Scan the material for "professional". Copy every line it appears in.

═════ Material for this exercise ═════

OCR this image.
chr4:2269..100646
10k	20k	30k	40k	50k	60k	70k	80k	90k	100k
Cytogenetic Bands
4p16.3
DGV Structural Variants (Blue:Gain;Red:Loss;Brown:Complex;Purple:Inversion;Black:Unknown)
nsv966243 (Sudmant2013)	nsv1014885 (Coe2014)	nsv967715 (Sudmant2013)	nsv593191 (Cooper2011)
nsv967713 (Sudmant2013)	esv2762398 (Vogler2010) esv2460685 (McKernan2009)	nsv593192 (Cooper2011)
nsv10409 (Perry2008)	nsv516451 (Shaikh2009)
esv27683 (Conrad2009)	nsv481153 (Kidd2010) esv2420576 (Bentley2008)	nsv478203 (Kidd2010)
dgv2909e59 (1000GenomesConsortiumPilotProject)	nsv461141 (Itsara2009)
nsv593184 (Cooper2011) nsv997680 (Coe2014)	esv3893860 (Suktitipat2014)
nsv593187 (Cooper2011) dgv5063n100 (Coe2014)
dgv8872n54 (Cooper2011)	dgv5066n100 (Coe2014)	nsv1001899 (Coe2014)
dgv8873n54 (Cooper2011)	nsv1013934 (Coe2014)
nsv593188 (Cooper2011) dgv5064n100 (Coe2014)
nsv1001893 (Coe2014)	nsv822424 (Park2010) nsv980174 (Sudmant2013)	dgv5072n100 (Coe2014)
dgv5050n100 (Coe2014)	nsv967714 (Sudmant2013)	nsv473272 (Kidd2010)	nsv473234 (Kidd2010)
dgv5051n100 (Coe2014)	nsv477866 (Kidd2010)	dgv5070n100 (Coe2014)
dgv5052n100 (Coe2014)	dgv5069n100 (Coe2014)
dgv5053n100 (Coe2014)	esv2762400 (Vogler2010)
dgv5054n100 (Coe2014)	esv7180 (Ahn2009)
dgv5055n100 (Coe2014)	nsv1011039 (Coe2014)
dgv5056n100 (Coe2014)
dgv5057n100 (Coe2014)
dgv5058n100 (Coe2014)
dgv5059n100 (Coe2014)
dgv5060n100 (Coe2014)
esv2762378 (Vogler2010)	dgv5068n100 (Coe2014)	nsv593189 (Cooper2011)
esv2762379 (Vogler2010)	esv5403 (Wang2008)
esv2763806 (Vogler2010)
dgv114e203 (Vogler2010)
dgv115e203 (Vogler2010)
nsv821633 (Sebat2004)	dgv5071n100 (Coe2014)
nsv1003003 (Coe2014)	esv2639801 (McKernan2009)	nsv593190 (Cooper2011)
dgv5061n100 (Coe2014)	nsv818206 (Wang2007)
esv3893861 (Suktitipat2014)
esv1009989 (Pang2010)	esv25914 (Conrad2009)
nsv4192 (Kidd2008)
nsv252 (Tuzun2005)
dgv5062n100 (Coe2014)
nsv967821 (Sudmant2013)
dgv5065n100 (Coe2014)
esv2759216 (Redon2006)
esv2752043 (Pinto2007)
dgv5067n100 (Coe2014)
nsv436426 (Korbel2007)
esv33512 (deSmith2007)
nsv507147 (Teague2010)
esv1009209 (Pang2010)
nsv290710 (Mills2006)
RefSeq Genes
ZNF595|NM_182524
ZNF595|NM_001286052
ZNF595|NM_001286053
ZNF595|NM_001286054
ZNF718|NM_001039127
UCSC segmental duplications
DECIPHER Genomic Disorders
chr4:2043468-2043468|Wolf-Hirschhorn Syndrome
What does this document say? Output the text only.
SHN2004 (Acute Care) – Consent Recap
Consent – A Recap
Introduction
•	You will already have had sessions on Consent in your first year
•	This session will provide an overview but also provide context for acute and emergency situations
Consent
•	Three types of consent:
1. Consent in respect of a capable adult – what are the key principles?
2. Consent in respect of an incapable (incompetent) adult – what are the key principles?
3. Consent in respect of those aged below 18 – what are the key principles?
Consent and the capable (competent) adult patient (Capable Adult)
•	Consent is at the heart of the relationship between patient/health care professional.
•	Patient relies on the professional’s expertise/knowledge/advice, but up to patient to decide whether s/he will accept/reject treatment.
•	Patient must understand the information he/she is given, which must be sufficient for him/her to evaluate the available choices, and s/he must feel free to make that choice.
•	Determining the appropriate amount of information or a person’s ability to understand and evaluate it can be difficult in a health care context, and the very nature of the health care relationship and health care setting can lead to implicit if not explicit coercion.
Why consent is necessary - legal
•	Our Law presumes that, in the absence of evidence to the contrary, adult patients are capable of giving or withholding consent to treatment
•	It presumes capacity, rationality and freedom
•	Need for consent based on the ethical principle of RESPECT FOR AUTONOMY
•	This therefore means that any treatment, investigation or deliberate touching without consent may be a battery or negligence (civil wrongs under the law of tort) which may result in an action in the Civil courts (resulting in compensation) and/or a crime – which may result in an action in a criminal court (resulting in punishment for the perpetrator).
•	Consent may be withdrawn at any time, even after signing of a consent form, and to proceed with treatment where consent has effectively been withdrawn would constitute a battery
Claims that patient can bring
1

═════

> _Exercise answer_
•	Consent is at the heart of the relationship between patient/health care professional.
•	Patient relies on the professional’s expertise/knowledge/advice, but up to patient to decide whether s/he will accept/reject treatment.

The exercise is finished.